— BEGIN Material shown —

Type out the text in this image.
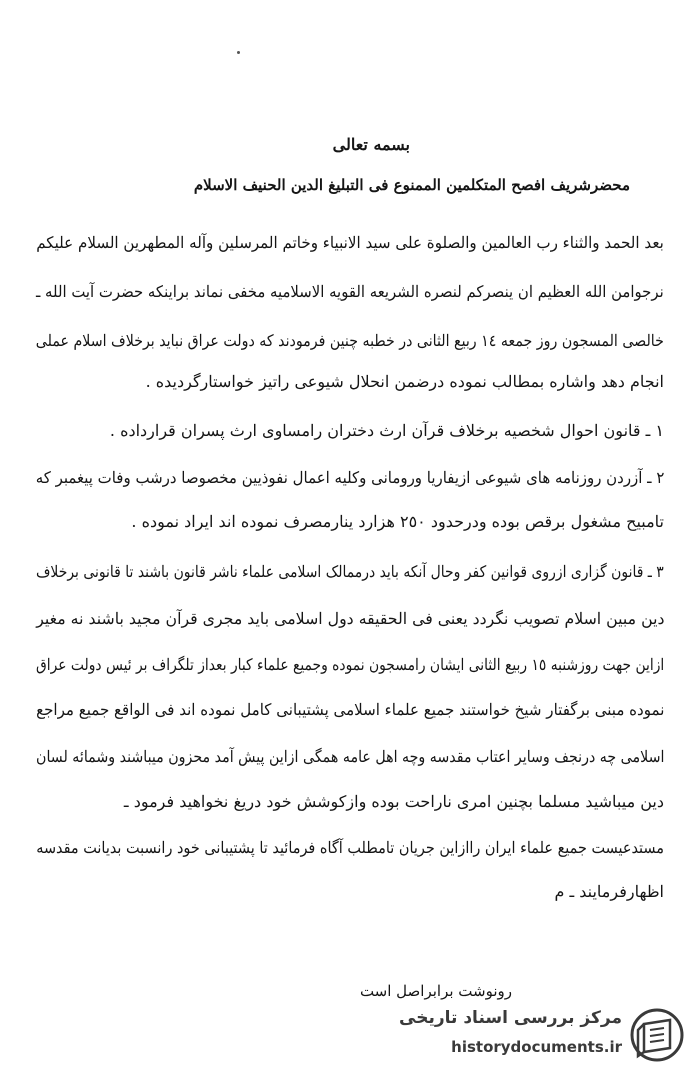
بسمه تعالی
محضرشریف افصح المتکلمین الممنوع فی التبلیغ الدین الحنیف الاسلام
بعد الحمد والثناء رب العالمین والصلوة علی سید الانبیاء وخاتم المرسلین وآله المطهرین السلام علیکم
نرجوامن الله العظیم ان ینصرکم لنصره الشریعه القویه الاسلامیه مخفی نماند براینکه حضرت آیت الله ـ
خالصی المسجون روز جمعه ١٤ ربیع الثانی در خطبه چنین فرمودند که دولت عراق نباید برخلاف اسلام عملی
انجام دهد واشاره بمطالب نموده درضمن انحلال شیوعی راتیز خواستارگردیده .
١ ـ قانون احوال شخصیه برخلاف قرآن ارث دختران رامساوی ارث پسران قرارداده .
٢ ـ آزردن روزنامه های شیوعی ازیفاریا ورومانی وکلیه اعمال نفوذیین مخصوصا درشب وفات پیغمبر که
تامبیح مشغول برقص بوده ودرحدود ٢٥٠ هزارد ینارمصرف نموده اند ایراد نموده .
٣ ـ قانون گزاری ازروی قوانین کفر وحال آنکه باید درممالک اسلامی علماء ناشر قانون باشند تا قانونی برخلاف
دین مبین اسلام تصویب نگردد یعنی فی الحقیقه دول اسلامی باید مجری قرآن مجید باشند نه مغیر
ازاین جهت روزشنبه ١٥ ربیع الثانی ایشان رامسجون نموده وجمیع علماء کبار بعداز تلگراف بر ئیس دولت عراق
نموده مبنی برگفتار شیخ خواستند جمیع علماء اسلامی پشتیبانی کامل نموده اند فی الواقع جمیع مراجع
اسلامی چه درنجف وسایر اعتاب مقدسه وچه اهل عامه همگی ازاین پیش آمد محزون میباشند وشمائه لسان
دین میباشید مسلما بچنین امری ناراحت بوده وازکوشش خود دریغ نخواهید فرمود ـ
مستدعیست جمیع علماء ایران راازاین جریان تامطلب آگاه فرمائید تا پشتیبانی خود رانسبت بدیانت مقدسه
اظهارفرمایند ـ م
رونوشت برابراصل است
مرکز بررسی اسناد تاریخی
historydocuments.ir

— END Material shown —

Problem to work on:
The listing above must be printed again exactly, minus its pictures.

Reply:
Type out the text in this image.
بسمه تعالی
محضرشریف افصح المتکلمین الممنوع فی التبلیغ الدین الحنیف الاسلام
بعد الحمد والثناء رب العالمین والصلوة علی سید الانبیاء وخاتم المرسلین وآله المطهرین السلام علیکم
نرجوامن الله العظیم ان ینصرکم لنصره الشریعه القویه الاسلامیه مخفی نماند براینکه حضرت آیت الله ـ
خالصی المسجون روز جمعه ١٤ ربیع الثانی در خطبه چنین فرمودند که دولت عراق نباید برخلاف اسلام عملی
انجام دهد واشاره بمطالب نموده درضمن انحلال شیوعی راتیز خواستارگردیده .
١ ـ قانون احوال شخصیه برخلاف قرآن ارث دختران رامساوی ارث پسران قرارداده .
٢ ـ آزردن روزنامه های شیوعی ازیفاریا ورومانی وکلیه اعمال نفوذیین مخصوصا درشب وفات پیغمبر که
تامبیح مشغول برقص بوده ودرحدود ٢٥٠ هزارد ینارمصرف نموده اند ایراد نموده .
٣ ـ قانون گزاری ازروی قوانین کفر وحال آنکه باید درممالک اسلامی علماء ناشر قانون باشند تا قانونی برخلاف
دین مبین اسلام تصویب نگردد یعنی فی الحقیقه دول اسلامی باید مجری قرآن مجید باشند نه مغیر
ازاین جهت روزشنبه ١٥ ربیع الثانی ایشان رامسجون نموده وجمیع علماء کبار بعداز تلگراف بر ئیس دولت عراق
نموده مبنی برگفتار شیخ خواستند جمیع علماء اسلامی پشتیبانی کامل نموده اند فی الواقع جمیع مراجع
اسلامی چه درنجف وسایر اعتاب مقدسه وچه اهل عامه همگی ازاین پیش آمد محزون میباشند وشمائه لسان
دین میباشید مسلما بچنین امری ناراحت بوده وازکوشش خود دریغ نخواهید فرمود ـ
مستدعیست جمیع علماء ایران راازاین جریان تامطلب آگاه فرمائید تا پشتیبانی خود رانسبت بدیانت مقدسه
اظهارفرمایند ـ م
رونوشت برابراصل است
مرکز بررسی اسناد تاریخی
historydocuments.ir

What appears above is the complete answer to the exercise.